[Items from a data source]
-- Start --

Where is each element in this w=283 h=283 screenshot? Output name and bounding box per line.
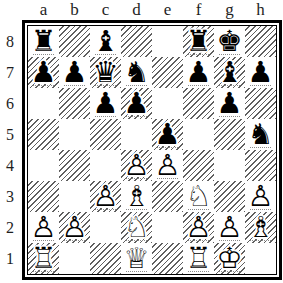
piece-glyph: ♜ [183,26,214,57]
white-bishop: ♝♗ [245,212,276,243]
square-g4 [214,150,245,181]
square-a2: ♟♙ [28,212,59,243]
piece-glyph: ♘ [121,212,152,243]
black-pawn: ♟♟ [152,119,183,150]
rank-label-3: 3 [0,181,20,212]
piece-glyph: ♙ [90,181,121,212]
piece-glyph: ♗ [121,181,152,212]
rank-label-5: 5 [0,119,20,150]
piece-glyph: ♙ [28,212,59,243]
file-label-d: d [121,0,152,20]
square-g8: ♚♚ [214,26,245,57]
square-e4: ♟♙ [152,150,183,181]
square-f4 [183,150,214,181]
white-rook: ♜♖ [28,243,59,274]
square-d8 [121,26,152,57]
piece-glyph: ♟ [59,57,90,88]
square-e3 [152,181,183,212]
square-h7: ♟♟ [245,57,276,88]
square-f5 [183,119,214,150]
square-f2: ♟♙ [183,212,214,243]
square-f1: ♜♖ [183,243,214,274]
file-label-b: b [59,0,90,20]
black-pawn: ♟♟ [121,88,152,119]
rank-label-6: 6 [0,88,20,119]
file-labels: a b c d e f g h [28,0,276,20]
square-c6: ♟♟ [90,88,121,119]
square-e5: ♟♟ [152,119,183,150]
rank-label-7: 7 [0,57,20,88]
square-a6 [28,88,59,119]
black-pawn: ♟♟ [59,57,90,88]
square-f6 [183,88,214,119]
piece-glyph: ♟ [245,57,276,88]
square-c5 [90,119,121,150]
black-pawn: ♟♟ [214,88,245,119]
square-d7: ♞♞ [121,57,152,88]
square-b4 [59,150,90,181]
file-label-h: h [245,0,276,20]
square-g2: ♟♙ [214,212,245,243]
white-knight: ♞♘ [121,212,152,243]
white-pawn: ♟♙ [183,212,214,243]
piece-glyph: ♛ [90,57,121,88]
white-bishop: ♝♗ [121,181,152,212]
square-b7: ♟♟ [59,57,90,88]
white-pawn: ♟♙ [28,212,59,243]
white-pawn: ♟♙ [245,181,276,212]
white-pawn: ♟♙ [59,212,90,243]
piece-glyph: ♔ [214,243,245,274]
piece-glyph: ♕ [121,243,152,274]
square-d1: ♛♕ [121,243,152,274]
square-h4 [245,150,276,181]
piece-glyph: ♙ [59,212,90,243]
square-a8: ♜♜ [28,26,59,57]
square-e8 [152,26,183,57]
white-knight: ♞♘ [183,181,214,212]
square-f3: ♞♘ [183,181,214,212]
square-c4 [90,150,121,181]
rank-label-2: 2 [0,212,20,243]
file-label-c: c [90,0,121,20]
square-c7: ♛♛ [90,57,121,88]
rank-label-8: 8 [0,26,20,57]
square-h2: ♝♗ [245,212,276,243]
square-h3: ♟♙ [245,181,276,212]
square-e7 [152,57,183,88]
rank-label-1: 1 [0,243,20,274]
white-queen: ♛♕ [121,243,152,274]
square-b6 [59,88,90,119]
white-pawn: ♟♙ [90,181,121,212]
square-b3 [59,181,90,212]
piece-glyph: ♟ [28,57,59,88]
black-king: ♚♚ [214,26,245,57]
square-f8: ♜♜ [183,26,214,57]
square-g3 [214,181,245,212]
square-g1: ♚♔ [214,243,245,274]
black-bishop: ♝♝ [90,26,121,57]
black-bishop: ♝♝ [214,57,245,88]
white-rook: ♜♖ [183,243,214,274]
piece-glyph: ♟ [183,57,214,88]
piece-glyph: ♞ [121,57,152,88]
black-pawn: ♟♟ [28,57,59,88]
square-b1 [59,243,90,274]
piece-glyph: ♖ [183,243,214,274]
square-c2 [90,212,121,243]
square-e6 [152,88,183,119]
square-d2: ♞♘ [121,212,152,243]
piece-glyph: ♙ [152,150,183,181]
square-d4: ♟♙ [121,150,152,181]
rank-label-4: 4 [0,150,20,181]
black-knight: ♞♞ [121,57,152,88]
file-label-g: g [214,0,245,20]
square-a1: ♜♖ [28,243,59,274]
square-c3: ♟♙ [90,181,121,212]
rank-labels: 8 7 6 5 4 3 2 1 [0,26,20,274]
piece-glyph: ♙ [214,212,245,243]
file-label-a: a [28,0,59,20]
piece-glyph: ♟ [90,88,121,119]
square-h5: ♞♞ [245,119,276,150]
square-h1 [245,243,276,274]
square-d3: ♝♗ [121,181,152,212]
square-g5 [214,119,245,150]
square-e2 [152,212,183,243]
black-pawn: ♟♟ [245,57,276,88]
file-label-f: f [183,0,214,20]
piece-glyph: ♗ [245,212,276,243]
piece-glyph: ♟ [152,119,183,150]
square-a7: ♟♟ [28,57,59,88]
chess-board: ♜♜♝♝♜♜♚♚♟♟♟♟♛♛♞♞♟♟♝♝♟♟♟♟♟♟♟♟♟♟♞♞♟♙♟♙♟♙♝♗… [22,20,282,280]
piece-glyph: ♚ [214,26,245,57]
square-g6: ♟♟ [214,88,245,119]
piece-glyph: ♖ [28,243,59,274]
piece-glyph: ♟ [214,88,245,119]
piece-glyph: ♘ [183,181,214,212]
square-b8 [59,26,90,57]
white-pawn: ♟♙ [121,150,152,181]
chess-diagram: a b c d e f g h 8 7 6 5 4 3 2 1 ♜♜♝♝♜♜♚♚… [0,0,283,283]
square-f7: ♟♟ [183,57,214,88]
piece-glyph: ♝ [214,57,245,88]
square-d6: ♟♟ [121,88,152,119]
square-b2: ♟♙ [59,212,90,243]
piece-glyph: ♙ [183,212,214,243]
piece-glyph: ♞ [245,119,276,150]
file-label-e: e [152,0,183,20]
square-g7: ♝♝ [214,57,245,88]
square-h6 [245,88,276,119]
square-c1 [90,243,121,274]
piece-glyph: ♙ [245,181,276,212]
piece-glyph: ♙ [121,150,152,181]
white-pawn: ♟♙ [214,212,245,243]
square-d5 [121,119,152,150]
black-pawn: ♟♟ [183,57,214,88]
piece-glyph: ♜ [28,26,59,57]
square-e1 [152,243,183,274]
square-a5 [28,119,59,150]
black-knight: ♞♞ [245,119,276,150]
piece-glyph: ♟ [121,88,152,119]
black-rook: ♜♜ [28,26,59,57]
black-pawn: ♟♟ [90,88,121,119]
board-grid: ♜♜♝♝♜♜♚♚♟♟♟♟♛♛♞♞♟♟♝♝♟♟♟♟♟♟♟♟♟♟♞♞♟♙♟♙♟♙♝♗… [27,25,277,275]
white-king: ♚♔ [214,243,245,274]
square-b5 [59,119,90,150]
piece-glyph: ♝ [90,26,121,57]
square-h8 [245,26,276,57]
black-rook: ♜♜ [183,26,214,57]
square-a3 [28,181,59,212]
square-c8: ♝♝ [90,26,121,57]
black-queen: ♛♛ [90,57,121,88]
white-pawn: ♟♙ [152,150,183,181]
square-a4 [28,150,59,181]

-- End --

→ **The problem**
Pull every line from the items above and reproduce it unchanged, leaving out the pictures.

→ **Task output**
Where is each element in this w=283 h=283 screenshot? Output name and bounding box per line.
piece-glyph: ♜ [183,26,214,57]
white-bishop: ♝♗ [245,212,276,243]
square-g4 [214,150,245,181]
square-a2: ♟♙ [28,212,59,243]
piece-glyph: ♘ [121,212,152,243]
black-pawn: ♟♟ [152,119,183,150]
rank-label-3: 3 [0,181,20,212]
piece-glyph: ♙ [90,181,121,212]
piece-glyph: ♗ [121,181,152,212]
rank-label-5: 5 [0,119,20,150]
piece-glyph: ♙ [28,212,59,243]
file-label-d: d [121,0,152,20]
square-g8: ♚♚ [214,26,245,57]
square-e4: ♟♙ [152,150,183,181]
square-f4 [183,150,214,181]
white-rook: ♜♖ [28,243,59,274]
square-d8 [121,26,152,57]
piece-glyph: ♟ [59,57,90,88]
square-e3 [152,181,183,212]
square-h7: ♟♟ [245,57,276,88]
square-f5 [183,119,214,150]
square-f2: ♟♙ [183,212,214,243]
square-f1: ♜♖ [183,243,214,274]
file-label-b: b [59,0,90,20]
black-pawn: ♟♟ [121,88,152,119]
rank-label-6: 6 [0,88,20,119]
file-labels: a b c d e f g h [28,0,276,20]
square-c6: ♟♟ [90,88,121,119]
square-e5: ♟♟ [152,119,183,150]
rank-label-7: 7 [0,57,20,88]
square-a6 [28,88,59,119]
black-pawn: ♟♟ [59,57,90,88]
square-f6 [183,88,214,119]
piece-glyph: ♟ [245,57,276,88]
square-c5 [90,119,121,150]
black-pawn: ♟♟ [214,88,245,119]
square-d7: ♞♞ [121,57,152,88]
square-b4 [59,150,90,181]
file-label-h: h [245,0,276,20]
square-g2: ♟♙ [214,212,245,243]
white-knight: ♞♘ [121,212,152,243]
white-pawn: ♟♙ [183,212,214,243]
piece-glyph: ♛ [90,57,121,88]
white-bishop: ♝♗ [121,181,152,212]
square-b7: ♟♟ [59,57,90,88]
white-pawn: ♟♙ [28,212,59,243]
white-pawn: ♟♙ [245,181,276,212]
white-pawn: ♟♙ [59,212,90,243]
piece-glyph: ♔ [214,243,245,274]
piece-glyph: ♕ [121,243,152,274]
square-d1: ♛♕ [121,243,152,274]
square-h4 [245,150,276,181]
piece-glyph: ♙ [59,212,90,243]
square-a8: ♜♜ [28,26,59,57]
square-e8 [152,26,183,57]
white-knight: ♞♘ [183,181,214,212]
square-f3: ♞♘ [183,181,214,212]
square-c4 [90,150,121,181]
rank-label-2: 2 [0,212,20,243]
file-label-c: c [90,0,121,20]
square-c7: ♛♛ [90,57,121,88]
rank-label-8: 8 [0,26,20,57]
square-h2: ♝♗ [245,212,276,243]
square-h3: ♟♙ [245,181,276,212]
square-e7 [152,57,183,88]
rank-label-1: 1 [0,243,20,274]
white-queen: ♛♕ [121,243,152,274]
square-b6 [59,88,90,119]
white-pawn: ♟♙ [90,181,121,212]
square-b3 [59,181,90,212]
piece-glyph: ♟ [28,57,59,88]
black-king: ♚♚ [214,26,245,57]
square-f8: ♜♜ [183,26,214,57]
square-g3 [214,181,245,212]
square-g1: ♚♔ [214,243,245,274]
black-bishop: ♝♝ [90,26,121,57]
black-bishop: ♝♝ [214,57,245,88]
white-rook: ♜♖ [183,243,214,274]
piece-glyph: ♟ [183,57,214,88]
piece-glyph: ♞ [121,57,152,88]
black-pawn: ♟♟ [28,57,59,88]
square-b1 [59,243,90,274]
piece-glyph: ♖ [183,243,214,274]
square-c2 [90,212,121,243]
square-e6 [152,88,183,119]
square-d2: ♞♘ [121,212,152,243]
piece-glyph: ♙ [152,150,183,181]
square-d4: ♟♙ [121,150,152,181]
rank-label-4: 4 [0,150,20,181]
black-knight: ♞♞ [121,57,152,88]
file-label-g: g [214,0,245,20]
square-a1: ♜♖ [28,243,59,274]
square-c3: ♟♙ [90,181,121,212]
rank-labels: 8 7 6 5 4 3 2 1 [0,26,20,274]
piece-glyph: ♙ [214,212,245,243]
file-label-a: a [28,0,59,20]
piece-glyph: ♟ [90,88,121,119]
square-h5: ♞♞ [245,119,276,150]
square-h1 [245,243,276,274]
square-d3: ♝♗ [121,181,152,212]
square-g5 [214,119,245,150]
square-e2 [152,212,183,243]
black-pawn: ♟♟ [245,57,276,88]
file-label-f: f [183,0,214,20]
piece-glyph: ♗ [245,212,276,243]
piece-glyph: ♟ [152,119,183,150]
square-a7: ♟♟ [28,57,59,88]
chess-board: ♜♜♝♝♜♜♚♚♟♟♟♟♛♛♞♞♟♟♝♝♟♟♟♟♟♟♟♟♟♟♞♞♟♙♟♙♟♙♝♗… [22,20,282,280]
piece-glyph: ♚ [214,26,245,57]
square-g6: ♟♟ [214,88,245,119]
piece-glyph: ♖ [28,243,59,274]
piece-glyph: ♟ [214,88,245,119]
piece-glyph: ♘ [183,181,214,212]
square-b8 [59,26,90,57]
white-pawn: ♟♙ [121,150,152,181]
chess-diagram: a b c d e f g h 8 7 6 5 4 3 2 1 ♜♜♝♝♜♜♚♚… [0,0,283,283]
square-f7: ♟♟ [183,57,214,88]
piece-glyph: ♝ [214,57,245,88]
square-d6: ♟♟ [121,88,152,119]
square-b2: ♟♙ [59,212,90,243]
piece-glyph: ♙ [183,212,214,243]
piece-glyph: ♞ [245,119,276,150]
file-label-e: e [152,0,183,20]
square-g7: ♝♝ [214,57,245,88]
square-h6 [245,88,276,119]
square-c1 [90,243,121,274]
piece-glyph: ♙ [245,181,276,212]
piece-glyph: ♙ [121,150,152,181]
white-pawn: ♟♙ [214,212,245,243]
square-d5 [121,119,152,150]
black-pawn: ♟♟ [183,57,214,88]
piece-glyph: ♜ [28,26,59,57]
square-e1 [152,243,183,274]
square-a5 [28,119,59,150]
black-knight: ♞♞ [245,119,276,150]
piece-glyph: ♟ [121,88,152,119]
black-rook: ♜♜ [28,26,59,57]
black-pawn: ♟♟ [90,88,121,119]
board-grid: ♜♜♝♝♜♜♚♚♟♟♟♟♛♛♞♞♟♟♝♝♟♟♟♟♟♟♟♟♟♟♞♞♟♙♟♙♟♙♝♗… [27,25,277,275]
white-king: ♚♔ [214,243,245,274]
square-b5 [59,119,90,150]
piece-glyph: ♝ [90,26,121,57]
square-h8 [245,26,276,57]
black-rook: ♜♜ [183,26,214,57]
square-a3 [28,181,59,212]
square-c8: ♝♝ [90,26,121,57]
black-queen: ♛♛ [90,57,121,88]
white-pawn: ♟♙ [152,150,183,181]
square-a4 [28,150,59,181]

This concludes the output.